What the task asks: Pull every "this" line out of the data below.

Exercise materials:
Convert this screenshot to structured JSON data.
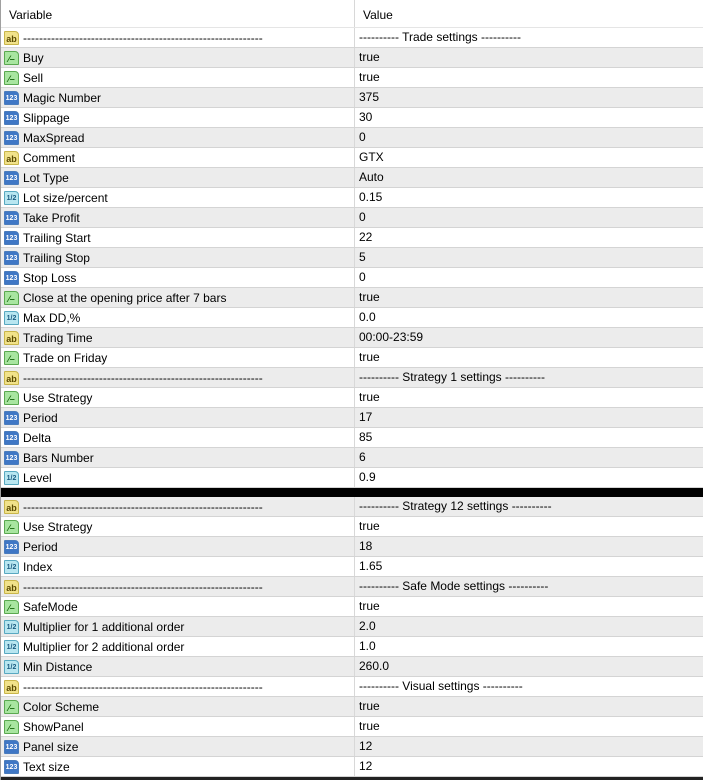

* * *

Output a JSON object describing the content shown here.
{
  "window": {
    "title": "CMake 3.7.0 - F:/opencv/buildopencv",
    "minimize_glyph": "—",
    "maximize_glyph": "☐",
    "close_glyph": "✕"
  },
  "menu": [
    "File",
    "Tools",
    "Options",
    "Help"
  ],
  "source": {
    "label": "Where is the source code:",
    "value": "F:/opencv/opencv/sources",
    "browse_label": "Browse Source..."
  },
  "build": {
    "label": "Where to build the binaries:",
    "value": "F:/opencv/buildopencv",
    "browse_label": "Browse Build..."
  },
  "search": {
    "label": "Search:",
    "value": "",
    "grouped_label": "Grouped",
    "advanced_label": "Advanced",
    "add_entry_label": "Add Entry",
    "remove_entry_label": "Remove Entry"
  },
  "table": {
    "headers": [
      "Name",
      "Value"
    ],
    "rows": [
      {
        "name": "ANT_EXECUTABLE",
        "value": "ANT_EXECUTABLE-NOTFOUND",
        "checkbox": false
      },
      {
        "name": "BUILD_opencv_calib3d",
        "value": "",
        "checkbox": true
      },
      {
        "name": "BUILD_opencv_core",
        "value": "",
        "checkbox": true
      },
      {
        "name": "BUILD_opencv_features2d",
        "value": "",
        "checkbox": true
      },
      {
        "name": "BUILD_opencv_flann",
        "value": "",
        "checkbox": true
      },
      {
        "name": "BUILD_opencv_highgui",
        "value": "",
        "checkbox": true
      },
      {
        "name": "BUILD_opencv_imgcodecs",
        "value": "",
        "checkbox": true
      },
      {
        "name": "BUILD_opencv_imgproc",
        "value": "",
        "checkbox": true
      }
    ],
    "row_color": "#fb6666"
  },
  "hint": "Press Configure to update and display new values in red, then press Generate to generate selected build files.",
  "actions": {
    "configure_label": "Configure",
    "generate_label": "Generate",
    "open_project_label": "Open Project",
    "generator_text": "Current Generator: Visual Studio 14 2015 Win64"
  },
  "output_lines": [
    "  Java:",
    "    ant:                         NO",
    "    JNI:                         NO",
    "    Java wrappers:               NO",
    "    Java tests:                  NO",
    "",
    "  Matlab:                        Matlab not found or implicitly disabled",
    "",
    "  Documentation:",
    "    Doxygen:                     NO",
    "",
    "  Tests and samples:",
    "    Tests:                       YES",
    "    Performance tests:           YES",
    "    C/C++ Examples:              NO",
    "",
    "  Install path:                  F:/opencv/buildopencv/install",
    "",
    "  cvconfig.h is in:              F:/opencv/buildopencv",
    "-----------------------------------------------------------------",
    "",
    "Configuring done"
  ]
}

---

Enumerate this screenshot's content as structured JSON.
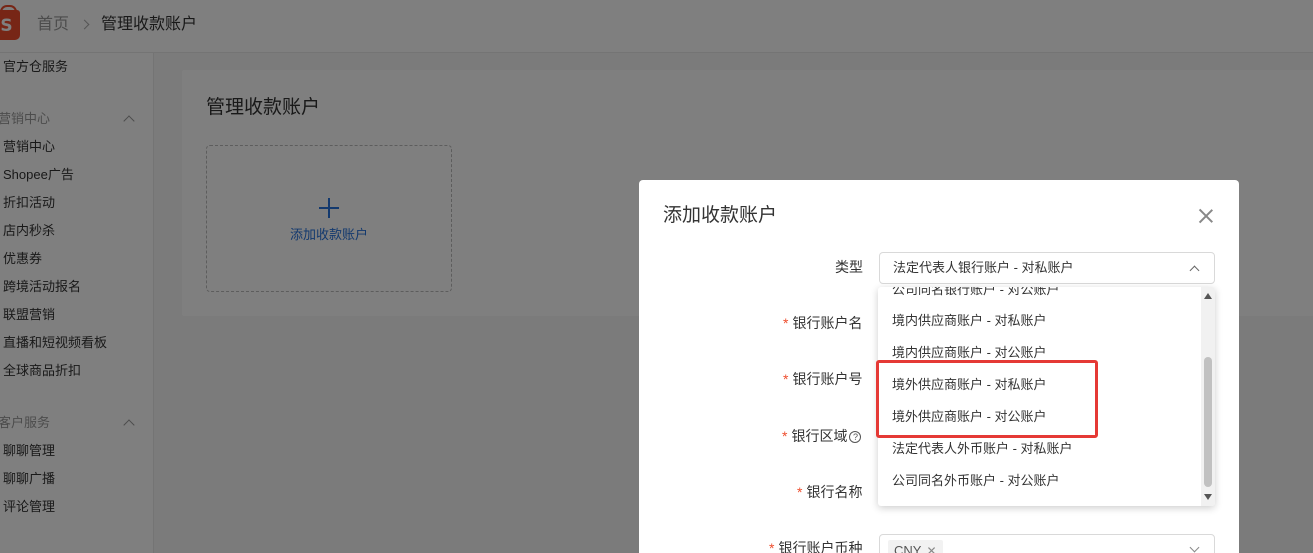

Written answer:
Convert this screenshot to structured JSON data.
Enumerate this screenshot's content as structured JSON.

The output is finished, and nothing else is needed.